Exclude the pictures; give every entry again exactly as written.
◇ ◇ ◇ ◇ ◇
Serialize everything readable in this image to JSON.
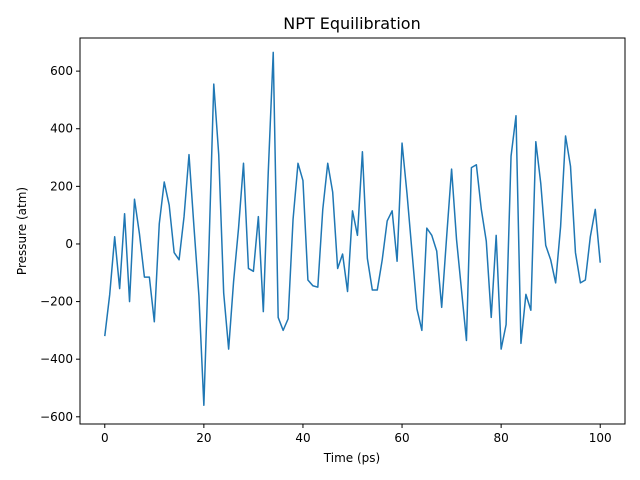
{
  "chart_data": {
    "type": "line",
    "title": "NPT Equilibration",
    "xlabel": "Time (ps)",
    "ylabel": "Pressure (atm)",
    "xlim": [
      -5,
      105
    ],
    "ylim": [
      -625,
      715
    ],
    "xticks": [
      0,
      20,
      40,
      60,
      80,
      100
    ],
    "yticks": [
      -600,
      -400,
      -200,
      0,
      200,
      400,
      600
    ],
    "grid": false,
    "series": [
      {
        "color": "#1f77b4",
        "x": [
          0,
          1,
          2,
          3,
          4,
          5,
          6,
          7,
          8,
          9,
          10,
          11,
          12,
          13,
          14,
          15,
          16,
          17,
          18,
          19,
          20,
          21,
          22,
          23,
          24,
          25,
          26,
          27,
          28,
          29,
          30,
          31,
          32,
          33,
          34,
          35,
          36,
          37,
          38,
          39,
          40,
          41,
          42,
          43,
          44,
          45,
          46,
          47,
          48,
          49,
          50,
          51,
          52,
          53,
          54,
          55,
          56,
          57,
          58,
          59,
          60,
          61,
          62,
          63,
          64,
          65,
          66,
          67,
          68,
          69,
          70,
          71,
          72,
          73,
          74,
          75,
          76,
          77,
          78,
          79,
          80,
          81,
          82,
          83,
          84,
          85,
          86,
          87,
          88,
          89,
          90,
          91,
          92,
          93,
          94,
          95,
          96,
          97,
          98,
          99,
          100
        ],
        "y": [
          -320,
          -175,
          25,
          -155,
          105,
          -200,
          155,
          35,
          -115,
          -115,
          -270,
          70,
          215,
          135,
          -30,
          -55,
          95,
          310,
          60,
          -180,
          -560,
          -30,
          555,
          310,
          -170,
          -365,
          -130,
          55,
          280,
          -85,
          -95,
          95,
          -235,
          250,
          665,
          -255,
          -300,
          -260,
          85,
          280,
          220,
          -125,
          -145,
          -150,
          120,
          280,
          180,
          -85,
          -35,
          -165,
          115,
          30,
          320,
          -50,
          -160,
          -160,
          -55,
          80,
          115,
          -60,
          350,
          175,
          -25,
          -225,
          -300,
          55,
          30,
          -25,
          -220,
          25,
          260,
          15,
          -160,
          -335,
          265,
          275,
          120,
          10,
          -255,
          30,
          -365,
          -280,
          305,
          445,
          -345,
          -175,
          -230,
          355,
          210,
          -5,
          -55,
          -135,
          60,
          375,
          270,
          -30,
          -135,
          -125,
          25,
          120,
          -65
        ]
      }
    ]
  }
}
◇ ◇ ◇ ◇ ◇
[RESPONSE TO THE TASK]
Serialize everything readable in this image to JSON.
{
  "chart_data": {
    "type": "line",
    "title": "NPT Equilibration",
    "xlabel": "Time (ps)",
    "ylabel": "Pressure (atm)",
    "xlim": [
      -5,
      105
    ],
    "ylim": [
      -625,
      715
    ],
    "xticks": [
      0,
      20,
      40,
      60,
      80,
      100
    ],
    "yticks": [
      -600,
      -400,
      -200,
      0,
      200,
      400,
      600
    ],
    "grid": false,
    "series": [
      {
        "color": "#1f77b4",
        "x": [
          0,
          1,
          2,
          3,
          4,
          5,
          6,
          7,
          8,
          9,
          10,
          11,
          12,
          13,
          14,
          15,
          16,
          17,
          18,
          19,
          20,
          21,
          22,
          23,
          24,
          25,
          26,
          27,
          28,
          29,
          30,
          31,
          32,
          33,
          34,
          35,
          36,
          37,
          38,
          39,
          40,
          41,
          42,
          43,
          44,
          45,
          46,
          47,
          48,
          49,
          50,
          51,
          52,
          53,
          54,
          55,
          56,
          57,
          58,
          59,
          60,
          61,
          62,
          63,
          64,
          65,
          66,
          67,
          68,
          69,
          70,
          71,
          72,
          73,
          74,
          75,
          76,
          77,
          78,
          79,
          80,
          81,
          82,
          83,
          84,
          85,
          86,
          87,
          88,
          89,
          90,
          91,
          92,
          93,
          94,
          95,
          96,
          97,
          98,
          99,
          100
        ],
        "y": [
          -320,
          -175,
          25,
          -155,
          105,
          -200,
          155,
          35,
          -115,
          -115,
          -270,
          70,
          215,
          135,
          -30,
          -55,
          95,
          310,
          60,
          -180,
          -560,
          -30,
          555,
          310,
          -170,
          -365,
          -130,
          55,
          280,
          -85,
          -95,
          95,
          -235,
          250,
          665,
          -255,
          -300,
          -260,
          85,
          280,
          220,
          -125,
          -145,
          -150,
          120,
          280,
          180,
          -85,
          -35,
          -165,
          115,
          30,
          320,
          -50,
          -160,
          -160,
          -55,
          80,
          115,
          -60,
          350,
          175,
          -25,
          -225,
          -300,
          55,
          30,
          -25,
          -220,
          25,
          260,
          15,
          -160,
          -335,
          265,
          275,
          120,
          10,
          -255,
          30,
          -365,
          -280,
          305,
          445,
          -345,
          -175,
          -230,
          355,
          210,
          -5,
          -55,
          -135,
          60,
          375,
          270,
          -30,
          -135,
          -125,
          25,
          120,
          -65
        ]
      }
    ]
  }
}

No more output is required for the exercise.